• _DATA IN THIS EXERCISE_
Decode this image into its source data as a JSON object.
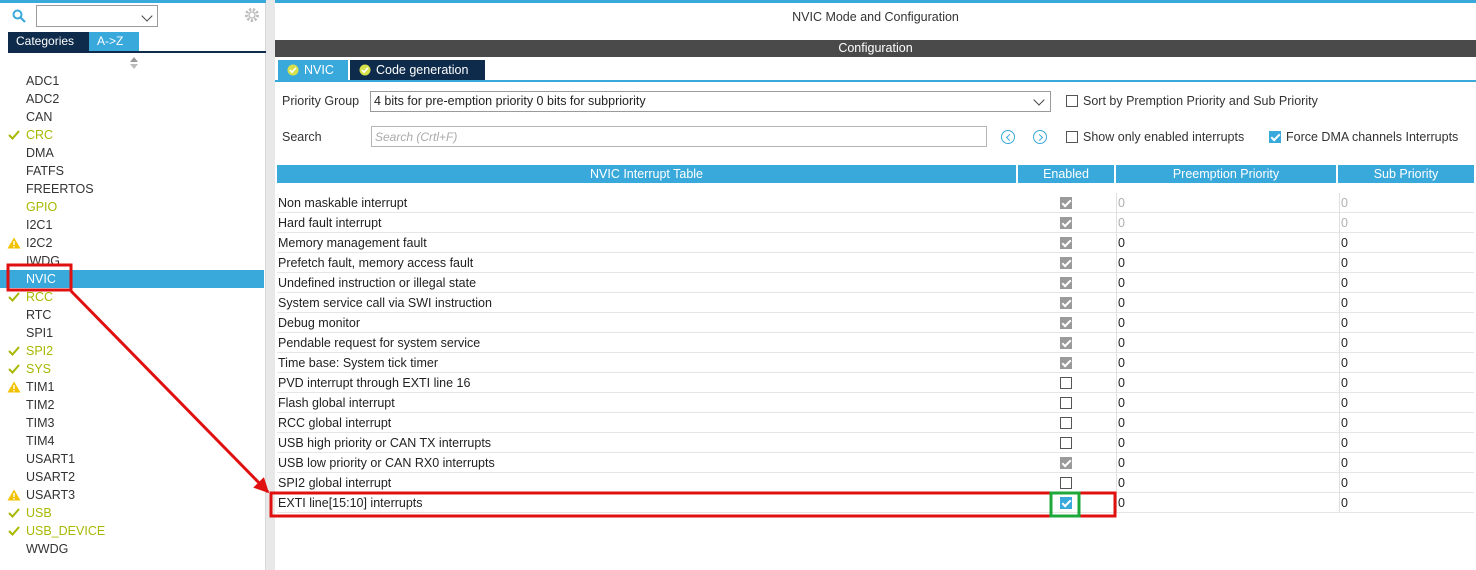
{
  "left_panel": {
    "search_value": "",
    "tabs": [
      {
        "label": "Categories"
      },
      {
        "label": "A->Z"
      }
    ],
    "peripherals": [
      {
        "label": "ADC1",
        "status": "none"
      },
      {
        "label": "ADC2",
        "status": "none"
      },
      {
        "label": "CAN",
        "status": "none"
      },
      {
        "label": "CRC",
        "status": "ok"
      },
      {
        "label": "DMA",
        "status": "none"
      },
      {
        "label": "FATFS",
        "status": "none"
      },
      {
        "label": "FREERTOS",
        "status": "none"
      },
      {
        "label": "GPIO",
        "status": "ok-nocheck"
      },
      {
        "label": "I2C1",
        "status": "none"
      },
      {
        "label": "I2C2",
        "status": "warn"
      },
      {
        "label": "IWDG",
        "status": "none"
      },
      {
        "label": "NVIC",
        "status": "selected"
      },
      {
        "label": "RCC",
        "status": "ok"
      },
      {
        "label": "RTC",
        "status": "none"
      },
      {
        "label": "SPI1",
        "status": "none"
      },
      {
        "label": "SPI2",
        "status": "ok"
      },
      {
        "label": "SYS",
        "status": "ok"
      },
      {
        "label": "TIM1",
        "status": "warn"
      },
      {
        "label": "TIM2",
        "status": "none"
      },
      {
        "label": "TIM3",
        "status": "none"
      },
      {
        "label": "TIM4",
        "status": "none"
      },
      {
        "label": "USART1",
        "status": "none"
      },
      {
        "label": "USART2",
        "status": "none"
      },
      {
        "label": "USART3",
        "status": "warn"
      },
      {
        "label": "USB",
        "status": "ok"
      },
      {
        "label": "USB_DEVICE",
        "status": "ok"
      },
      {
        "label": "WWDG",
        "status": "none"
      }
    ]
  },
  "right_panel": {
    "title": "NVIC Mode and Configuration",
    "section_title": "Configuration",
    "tabs": [
      {
        "label": "NVIC"
      },
      {
        "label": "Code generation"
      }
    ],
    "priority_group": {
      "label": "Priority Group",
      "value": "4 bits for pre-emption priority 0 bits for subpriority"
    },
    "search": {
      "label": "Search",
      "placeholder": "Search (Crtl+F)"
    },
    "options": {
      "sort_label": "Sort by Premption Priority and Sub Priority",
      "sort_checked": false,
      "show_enabled_label": "Show only enabled interrupts",
      "show_enabled_checked": false,
      "force_dma_label": "Force DMA channels Interrupts",
      "force_dma_checked": true
    },
    "table": {
      "headers": {
        "name": "NVIC Interrupt Table",
        "enabled": "Enabled",
        "preemption": "Preemption Priority",
        "sub": "Sub Priority"
      },
      "rows": [
        {
          "name": "Non maskable interrupt",
          "enabled": "forced",
          "pre": "0",
          "sub": "0",
          "disabled": true
        },
        {
          "name": "Hard fault interrupt",
          "enabled": "forced",
          "pre": "0",
          "sub": "0",
          "disabled": true
        },
        {
          "name": "Memory management fault",
          "enabled": "forced",
          "pre": "0",
          "sub": "0",
          "disabled": false
        },
        {
          "name": "Prefetch fault, memory access fault",
          "enabled": "forced",
          "pre": "0",
          "sub": "0",
          "disabled": false
        },
        {
          "name": "Undefined instruction or illegal state",
          "enabled": "forced",
          "pre": "0",
          "sub": "0",
          "disabled": false
        },
        {
          "name": "System service call via SWI instruction",
          "enabled": "forced",
          "pre": "0",
          "sub": "0",
          "disabled": false
        },
        {
          "name": "Debug monitor",
          "enabled": "forced",
          "pre": "0",
          "sub": "0",
          "disabled": false
        },
        {
          "name": "Pendable request for system service",
          "enabled": "forced",
          "pre": "0",
          "sub": "0",
          "disabled": false
        },
        {
          "name": "Time base: System tick timer",
          "enabled": "forced",
          "pre": "0",
          "sub": "0",
          "disabled": false
        },
        {
          "name": "PVD interrupt through EXTI line 16",
          "enabled": "off",
          "pre": "0",
          "sub": "0",
          "disabled": false
        },
        {
          "name": "Flash global interrupt",
          "enabled": "off",
          "pre": "0",
          "sub": "0",
          "disabled": false
        },
        {
          "name": "RCC global interrupt",
          "enabled": "off",
          "pre": "0",
          "sub": "0",
          "disabled": false
        },
        {
          "name": "USB high priority or CAN TX interrupts",
          "enabled": "off",
          "pre": "0",
          "sub": "0",
          "disabled": false
        },
        {
          "name": "USB low priority or CAN RX0 interrupts",
          "enabled": "forced",
          "pre": "0",
          "sub": "0",
          "disabled": false
        },
        {
          "name": "SPI2 global interrupt",
          "enabled": "off",
          "pre": "0",
          "sub": "0",
          "disabled": false
        },
        {
          "name": "EXTI line[15:10] interrupts",
          "enabled": "on",
          "pre": "0",
          "sub": "0",
          "disabled": false
        }
      ]
    }
  },
  "colors": {
    "accent": "#39a9dc",
    "dark_tab": "#0e2b4b",
    "ok_yellow": "#a8b800",
    "warn_yellow": "#f2c200",
    "annotation_red": "#e01010",
    "annotation_green": "#1fa83a"
  }
}
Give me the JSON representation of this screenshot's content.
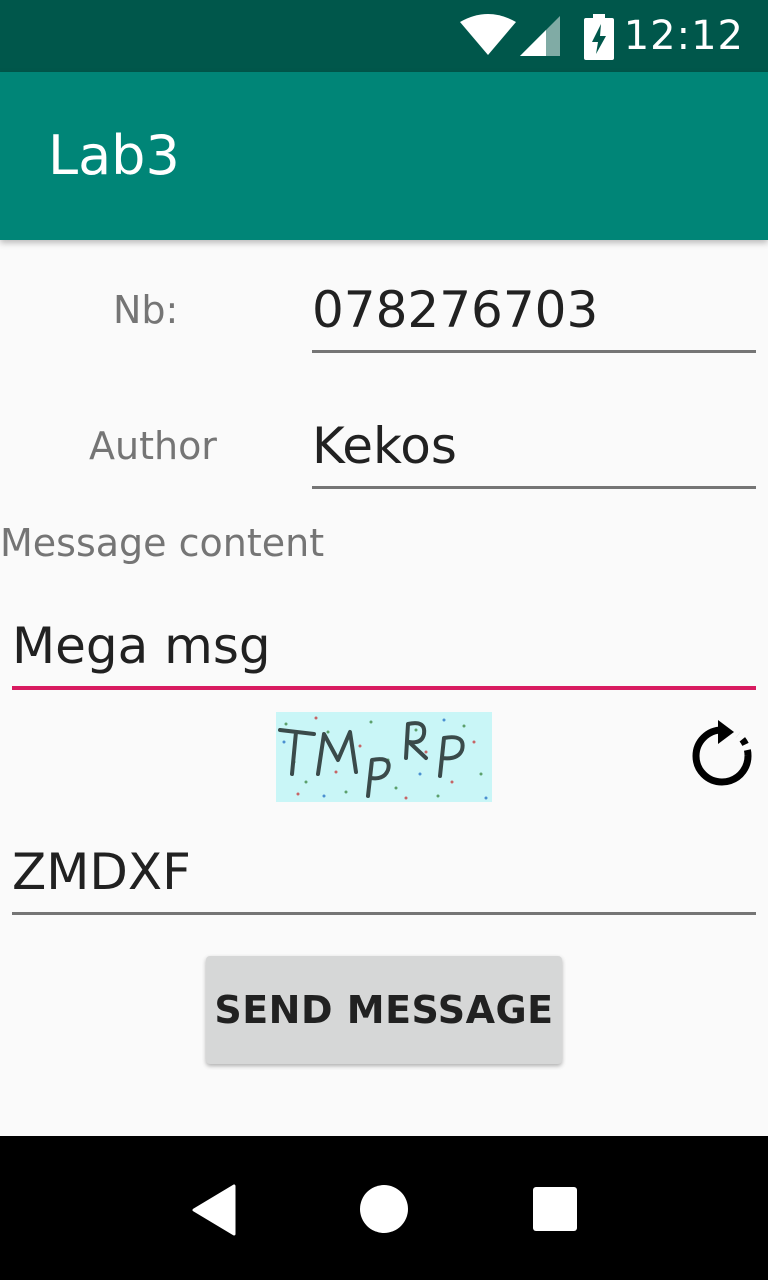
{
  "status_bar": {
    "time": "12:12",
    "icons": [
      "wifi-icon",
      "signal-icon",
      "battery-charging-icon"
    ]
  },
  "app_bar": {
    "title": "Lab3"
  },
  "form": {
    "nb_label": "Nb:",
    "nb_value": "078276703",
    "author_label": "Author",
    "author_value": "Kekos",
    "message_label": "Message content",
    "message_value": "Mega msg",
    "captcha_text": "TMPRP",
    "captcha_input_value": "ZMDXF",
    "send_label": "SEND MESSAGE"
  },
  "colors": {
    "status_bar": "#00574b",
    "app_bar": "#008577",
    "accent": "#d81b60"
  },
  "nav_bar": {
    "icons": [
      "back-icon",
      "home-icon",
      "recents-icon"
    ]
  }
}
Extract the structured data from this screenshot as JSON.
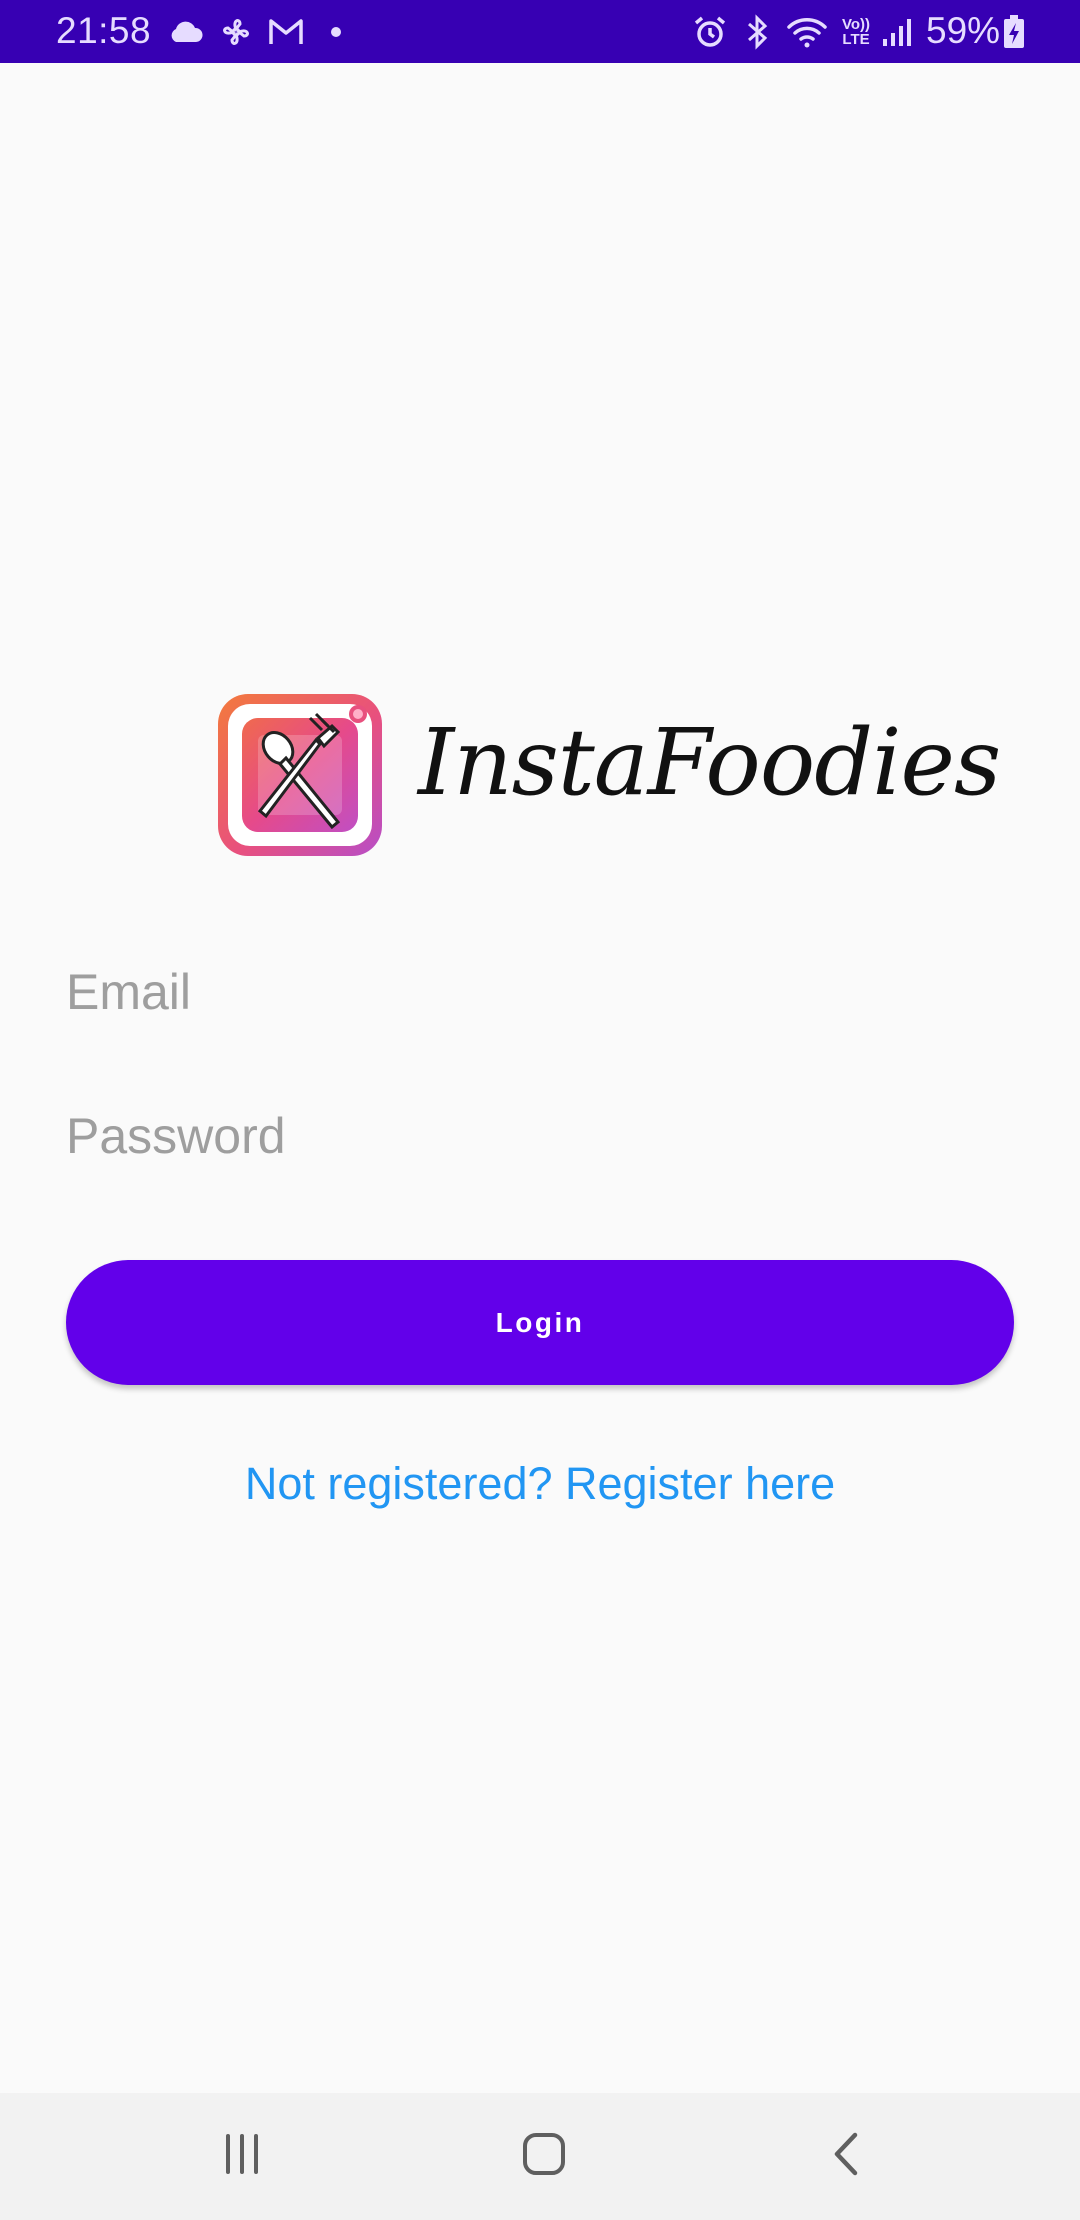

• _AIM_
Write every entry out again exactly, dropping the pictures.

• _THE RESULT_
Decode this image into its source data as a JSON object.
{
  "left_panel": {
    "search_value": "",
    "tabs": [
      {
        "label": "Categories"
      },
      {
        "label": "A->Z"
      }
    ],
    "peripherals": [
      {
        "label": "ADC1",
        "status": "none"
      },
      {
        "label": "ADC2",
        "status": "none"
      },
      {
        "label": "CAN",
        "status": "none"
      },
      {
        "label": "CRC",
        "status": "ok"
      },
      {
        "label": "DMA",
        "status": "none"
      },
      {
        "label": "FATFS",
        "status": "none"
      },
      {
        "label": "FREERTOS",
        "status": "none"
      },
      {
        "label": "GPIO",
        "status": "ok-nocheck"
      },
      {
        "label": "I2C1",
        "status": "none"
      },
      {
        "label": "I2C2",
        "status": "warn"
      },
      {
        "label": "IWDG",
        "status": "none"
      },
      {
        "label": "NVIC",
        "status": "selected"
      },
      {
        "label": "RCC",
        "status": "ok"
      },
      {
        "label": "RTC",
        "status": "none"
      },
      {
        "label": "SPI1",
        "status": "none"
      },
      {
        "label": "SPI2",
        "status": "ok"
      },
      {
        "label": "SYS",
        "status": "ok"
      },
      {
        "label": "TIM1",
        "status": "warn"
      },
      {
        "label": "TIM2",
        "status": "none"
      },
      {
        "label": "TIM3",
        "status": "none"
      },
      {
        "label": "TIM4",
        "status": "none"
      },
      {
        "label": "USART1",
        "status": "none"
      },
      {
        "label": "USART2",
        "status": "none"
      },
      {
        "label": "USART3",
        "status": "warn"
      },
      {
        "label": "USB",
        "status": "ok"
      },
      {
        "label": "USB_DEVICE",
        "status": "ok"
      },
      {
        "label": "WWDG",
        "status": "none"
      }
    ]
  },
  "right_panel": {
    "title": "NVIC Mode and Configuration",
    "section_title": "Configuration",
    "tabs": [
      {
        "label": "NVIC"
      },
      {
        "label": "Code generation"
      }
    ],
    "priority_group": {
      "label": "Priority Group",
      "value": "4 bits for pre-emption priority 0 bits for subpriority"
    },
    "search": {
      "label": "Search",
      "placeholder": "Search (Crtl+F)"
    },
    "options": {
      "sort_label": "Sort by Premption Priority and Sub Priority",
      "sort_checked": false,
      "show_enabled_label": "Show only enabled interrupts",
      "show_enabled_checked": false,
      "force_dma_label": "Force DMA channels Interrupts",
      "force_dma_checked": true
    },
    "table": {
      "headers": {
        "name": "NVIC Interrupt Table",
        "enabled": "Enabled",
        "preemption": "Preemption Priority",
        "sub": "Sub Priority"
      },
      "rows": [
        {
          "name": "Non maskable interrupt",
          "enabled": "forced",
          "pre": "0",
          "sub": "0",
          "disabled": true
        },
        {
          "name": "Hard fault interrupt",
          "enabled": "forced",
          "pre": "0",
          "sub": "0",
          "disabled": true
        },
        {
          "name": "Memory management fault",
          "enabled": "forced",
          "pre": "0",
          "sub": "0",
          "disabled": false
        },
        {
          "name": "Prefetch fault, memory access fault",
          "enabled": "forced",
          "pre": "0",
          "sub": "0",
          "disabled": false
        },
        {
          "name": "Undefined instruction or illegal state",
          "enabled": "forced",
          "pre": "0",
          "sub": "0",
          "disabled": false
        },
        {
          "name": "System service call via SWI instruction",
          "enabled": "forced",
          "pre": "0",
          "sub": "0",
          "disabled": false
        },
        {
          "name": "Debug monitor",
          "enabled": "forced",
          "pre": "0",
          "sub": "0",
          "disabled": false
        },
        {
          "name": "Pendable request for system service",
          "enabled": "forced",
          "pre": "0",
          "sub": "0",
          "disabled": false
        },
        {
          "name": "Time base: System tick timer",
          "enabled": "forced",
          "pre": "0",
          "sub": "0",
          "disabled": false
        },
        {
          "name": "PVD interrupt through EXTI line 16",
          "enabled": "off",
          "pre": "0",
          "sub": "0",
          "disabled": false
        },
        {
          "name": "Flash global interrupt",
          "enabled": "off",
          "pre": "0",
          "sub": "0",
          "disabled": false
        },
        {
          "name": "RCC global interrupt",
          "enabled": "off",
          "pre": "0",
          "sub": "0",
          "disabled": false
        },
        {
          "name": "USB high priority or CAN TX interrupts",
          "enabled": "off",
          "pre": "0",
          "sub": "0",
          "disabled": false
        },
        {
          "name": "USB low priority or CAN RX0 interrupts",
          "enabled": "forced",
          "pre": "0",
          "sub": "0",
          "disabled": false
        },
        {
          "name": "SPI2 global interrupt",
          "enabled": "off",
          "pre": "0",
          "sub": "0",
          "disabled": false
        },
        {
          "name": "EXTI line[15:10] interrupts",
          "enabled": "on",
          "pre": "0",
          "sub": "0",
          "disabled": false
        }
      ]
    }
  },
  "colors": {
    "accent": "#39a9dc",
    "dark_tab": "#0e2b4b",
    "ok_yellow": "#a8b800",
    "warn_yellow": "#f2c200",
    "annotation_red": "#e01010",
    "annotation_green": "#1fa83a"
  }
}
Give me the JSON representation of this screenshot's content.
{
  "status_bar": {
    "time": "12:12",
    "icons": [
      "wifi-icon",
      "signal-icon",
      "battery-charging-icon"
    ]
  },
  "app_bar": {
    "title": "Lab3"
  },
  "form": {
    "nb_label": "Nb:",
    "nb_value": "078276703",
    "author_label": "Author",
    "author_value": "Kekos",
    "message_label": "Message content",
    "message_value": "Mega msg",
    "captcha_text": "TMPRP",
    "captcha_input_value": "ZMDXF",
    "send_label": "SEND MESSAGE"
  },
  "colors": {
    "status_bar": "#00574b",
    "app_bar": "#008577",
    "accent": "#d81b60"
  },
  "nav_bar": {
    "icons": [
      "back-icon",
      "home-icon",
      "recents-icon"
    ]
  }
}
Extract the structured data from this screenshot as JSON.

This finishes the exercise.